■ PROVIDED MATERIAL:
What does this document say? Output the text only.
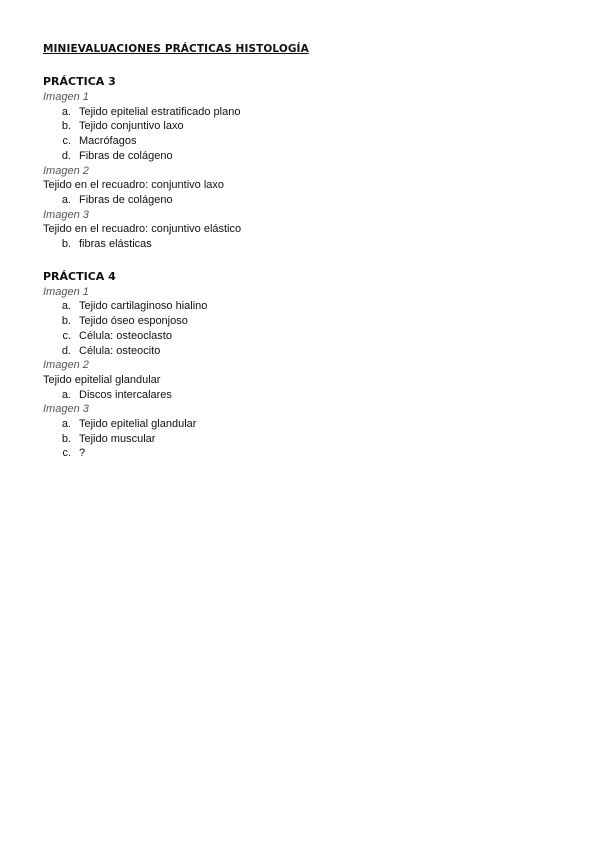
MINIEVALUACIONES PRÁCTICAS HISTOLOGÍA
PRÁCTICA 3

Imagen 1

a. Tejido epitelial estratificado plano
b. Tejido conjuntivo laxo
c. Macrófagos
d. Fibras de colágeno

Imagen 2

Tejido en el recuadro: conjuntivo laxo

a. Fibras de colágeno

Imagen 3

Tejido en el recuadro: conjuntivo elástico

b. fibras elásticas
PRÁCTICA 4

Imagen 1

a. Tejido cartilaginoso hialino
b. Tejido óseo esponjoso
c. Célula: osteoclasto
d. Célula: osteocito

Imagen 2

Tejido epitelial glandular

a. Discos intercalares

Imagen 3

a. Tejido epitelial glandular
b. Tejido muscular
c. ?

■ WHAT YOU HAVE TO DO: Repeat each entry exactly. Pictures do not belong in the copy.

■ RESULT OF THIS EXERCISE:
What does this document say? Output the text only.
MINIEVALUACIONES PRÁCTICAS HISTOLOGÍA
PRÁCTICA 3

Imagen 1

a. Tejido epitelial estratificado plano
b. Tejido conjuntivo laxo
c. Macrófagos
d. Fibras de colágeno

Imagen 2

Tejido en el recuadro: conjuntivo laxo

a. Fibras de colágeno

Imagen 3

Tejido en el recuadro: conjuntivo elástico

b. fibras elásticas
PRÁCTICA 4

Imagen 1

a. Tejido cartilaginoso hialino
b. Tejido óseo esponjoso
c. Célula: osteoclasto
d. Célula: osteocito

Imagen 2

Tejido epitelial glandular

a. Discos intercalares

Imagen 3

a. Tejido epitelial glandular
b. Tejido muscular
c. ?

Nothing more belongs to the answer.